- _Records for the task_:
>>>>>

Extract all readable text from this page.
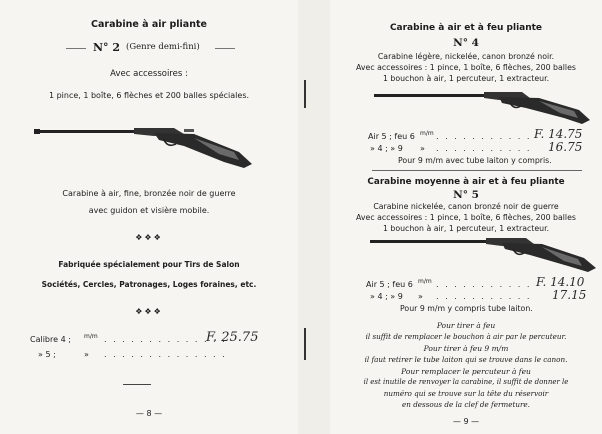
Carabine à air pliante
N° 2 (Genre demi-fini)
Avec accessoires :
1 pince, 1 boîte, 6 flèches et 200 balles spéciales.
Carabine à air, fine, bronzée noir de guerre
avec guidon et visière mobile.
❖❖❖
Fabriquée spécialement pour Tirs de Salon
Sociétés, Cercles, Patronages, Loges foraines, etc.
❖❖❖
Calibre 4 ; m/m . . . . . . . . . . . . . .
F. 25.75
» 5 ;	» . . . . . . . . . . . . . .
— 8 —
Carabine à air et à feu pliante
N° 4
Carabine légère, nickelée, canon bronzé noir.
Avec accessoires : 1 pince, 1 boîte, 6 flèches, 200 balles
1 bouchon à air, 1 percuteur, 1 extracteur.
Air 5 ; feu 6 m/m . . . . . . . . . . . F. 14.75
» 4 ; » 9 » . . . . . . . . . . . 16.75
Pour 9 m/m avec tube laiton y compris.
Carabine moyenne à air et à feu pliante
N° 5
Carabine nickelée, canon bronzé noir de guerre
Avec accessoires : 1 pince, 1 boîte, 6 flèches, 200 balles
1 bouchon à air, 1 percuteur, 1 extracteur.
Air 5 ; feu 6 m/m . . . . . . . . . . . F. 14.10
» 4 ; » 9 » . . . . . . . . . . . 17.15
Pour 9 m/m y compris tube laiton.
Pour tirer à feu
il suffit de remplacer le bouchon à air par le percuteur.
Pour tirer à feu 9 m/m
il faut retirer le tube laiton qui se trouve dans le canon.
Pour remplacer le percuteur à feu
il est inutile de renvoyer la carabine, il suffit de donner le
numéro qui se trouve sur la tête du réservoir
en dessous de la clef de fermeture.
— 9 —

<<<<<

- _What is being asked_: Gather from the data above every line with the string "guerre".

- _Result for this task_:
Carabine à air, fine, bronzée noir de guerre
Carabine nickelée, canon bronzé noir de guerre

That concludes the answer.